-- START OF DATASET EXCERPTS --

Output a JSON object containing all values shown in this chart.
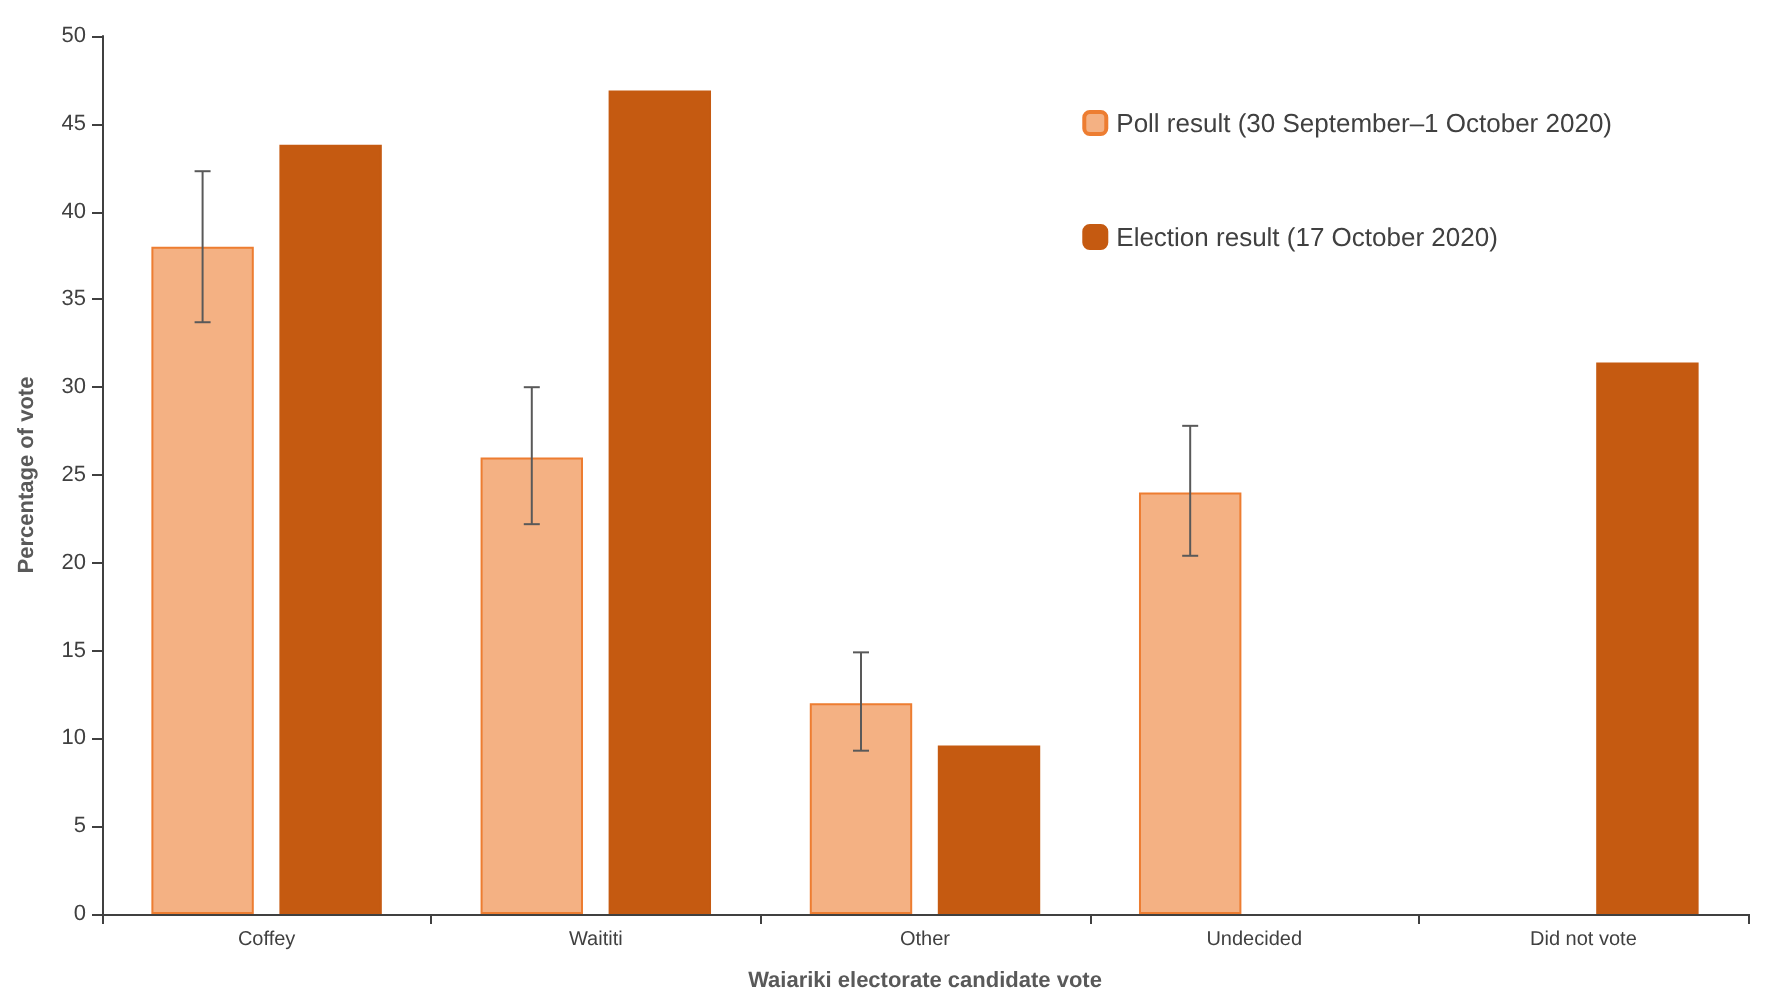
{
  "chart_data": {
    "type": "bar",
    "xlabel": "Waiariki electorate candidate vote",
    "ylabel": "Percentage of vote",
    "categories": [
      "Coffey",
      "Waititi",
      "Other",
      "Undecided",
      "Did not vote"
    ],
    "series": [
      {
        "name": "Poll result (30 September–1 October 2020)",
        "color": "#f4b183",
        "values": [
          38,
          26,
          12,
          24,
          null
        ],
        "errors": [
          [
            33.7,
            42.3
          ],
          [
            22.2,
            30
          ],
          [
            9.3,
            14.9
          ],
          [
            20.4,
            27.8
          ],
          null
        ]
      },
      {
        "name": "Election result (17 October 2020)",
        "color": "#c55a11",
        "values": [
          43.8,
          46.9,
          9.6,
          null,
          31.4
        ]
      }
    ],
    "ylim": [
      0,
      50
    ],
    "yticks": [
      0,
      5,
      10,
      15,
      20,
      25,
      30,
      35,
      40,
      45,
      50
    ],
    "grid": false,
    "legend": "top right"
  }
}
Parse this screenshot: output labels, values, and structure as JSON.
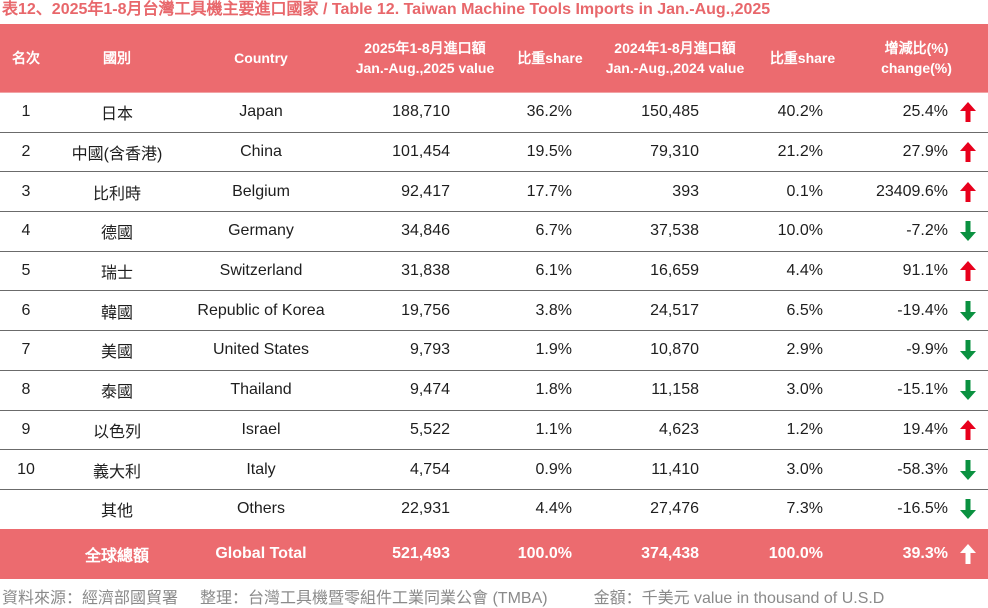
{
  "title": "表12、2025年1-8月台灣工具機主要進口國家 / Table 12. Taiwan Machine Tools Imports in Jan.-Aug.,2025",
  "colors": {
    "header_bg": "#ec6b6f",
    "title": "#e8676b",
    "up": "#e8001c",
    "down": "#0a9140",
    "total_arrow": "#ffffff"
  },
  "header": {
    "rank": "名次",
    "country_zh": "國別",
    "country_en": "Country",
    "value_2025_line1": "2025年1-8月進口額",
    "value_2025_line2": "Jan.-Aug.,2025 value",
    "share_2025": "比重share",
    "value_2024_line1": "2024年1-8月進口額",
    "value_2024_line2": "Jan.-Aug.,2024 value",
    "share_2024": "比重share",
    "change_line1": "增減比(%)",
    "change_line2": "change(%)"
  },
  "rows": [
    {
      "rank": "1",
      "country_zh": "日本",
      "country_en": "Japan",
      "value_2025": "188,710",
      "share_2025": "36.2%",
      "value_2024": "150,485",
      "share_2024": "40.2%",
      "change": "25.4%",
      "trend": "up-arrow-icon"
    },
    {
      "rank": "2",
      "country_zh": "中國(含香港)",
      "country_en": "China",
      "value_2025": "101,454",
      "share_2025": "19.5%",
      "value_2024": "79,310",
      "share_2024": "21.2%",
      "change": "27.9%",
      "trend": "up-arrow-icon"
    },
    {
      "rank": "3",
      "country_zh": "比利時",
      "country_en": "Belgium",
      "value_2025": "92,417",
      "share_2025": "17.7%",
      "value_2024": "393",
      "share_2024": "0.1%",
      "change": "23409.6%",
      "trend": "up-arrow-icon"
    },
    {
      "rank": "4",
      "country_zh": "德國",
      "country_en": "Germany",
      "value_2025": "34,846",
      "share_2025": "6.7%",
      "value_2024": "37,538",
      "share_2024": "10.0%",
      "change": "-7.2%",
      "trend": "down-arrow-icon"
    },
    {
      "rank": "5",
      "country_zh": "瑞士",
      "country_en": "Switzerland",
      "value_2025": "31,838",
      "share_2025": "6.1%",
      "value_2024": "16,659",
      "share_2024": "4.4%",
      "change": "91.1%",
      "trend": "up-arrow-icon"
    },
    {
      "rank": "6",
      "country_zh": "韓國",
      "country_en": "Republic of Korea",
      "value_2025": "19,756",
      "share_2025": "3.8%",
      "value_2024": "24,517",
      "share_2024": "6.5%",
      "change": "-19.4%",
      "trend": "down-arrow-icon"
    },
    {
      "rank": "7",
      "country_zh": "美國",
      "country_en": "United States",
      "value_2025": "9,793",
      "share_2025": "1.9%",
      "value_2024": "10,870",
      "share_2024": "2.9%",
      "change": "-9.9%",
      "trend": "down-arrow-icon"
    },
    {
      "rank": "8",
      "country_zh": "泰國",
      "country_en": "Thailand",
      "value_2025": "9,474",
      "share_2025": "1.8%",
      "value_2024": "11,158",
      "share_2024": "3.0%",
      "change": "-15.1%",
      "trend": "down-arrow-icon"
    },
    {
      "rank": "9",
      "country_zh": "以色列",
      "country_en": "Israel",
      "value_2025": "5,522",
      "share_2025": "1.1%",
      "value_2024": "4,623",
      "share_2024": "1.2%",
      "change": "19.4%",
      "trend": "up-arrow-icon"
    },
    {
      "rank": "10",
      "country_zh": "義大利",
      "country_en": "Italy",
      "value_2025": "4,754",
      "share_2025": "0.9%",
      "value_2024": "11,410",
      "share_2024": "3.0%",
      "change": "-58.3%",
      "trend": "down-arrow-icon"
    },
    {
      "rank": "",
      "country_zh": "其他",
      "country_en": "Others",
      "value_2025": "22,931",
      "share_2025": "4.4%",
      "value_2024": "27,476",
      "share_2024": "7.3%",
      "change": "-16.5%",
      "trend": "down-arrow-icon"
    }
  ],
  "total": {
    "country_zh": "全球總額",
    "country_en": "Global Total",
    "value_2025": "521,493",
    "share_2025": "100.0%",
    "value_2024": "374,438",
    "share_2024": "100.0%",
    "change": "39.3%",
    "trend": "up-arrow-icon"
  },
  "footer": {
    "source": "資料來源：經濟部國貿署",
    "compiled_by": "整理：台灣工具機暨零組件工業同業公會 (TMBA)",
    "unit": "金額：千美元 value in thousand of U.S.D"
  }
}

-- END OF DATASET EXCERPTS --

TASK OBJECTIVE: Find the word "values" in the data and show each line that holds it.

EXPECTED OUTPUT:
Output a JSON object containing all values shown in this chart.
        "values": [
        "values": [
Parse this screenshot: output labels, values, and structure as JSON.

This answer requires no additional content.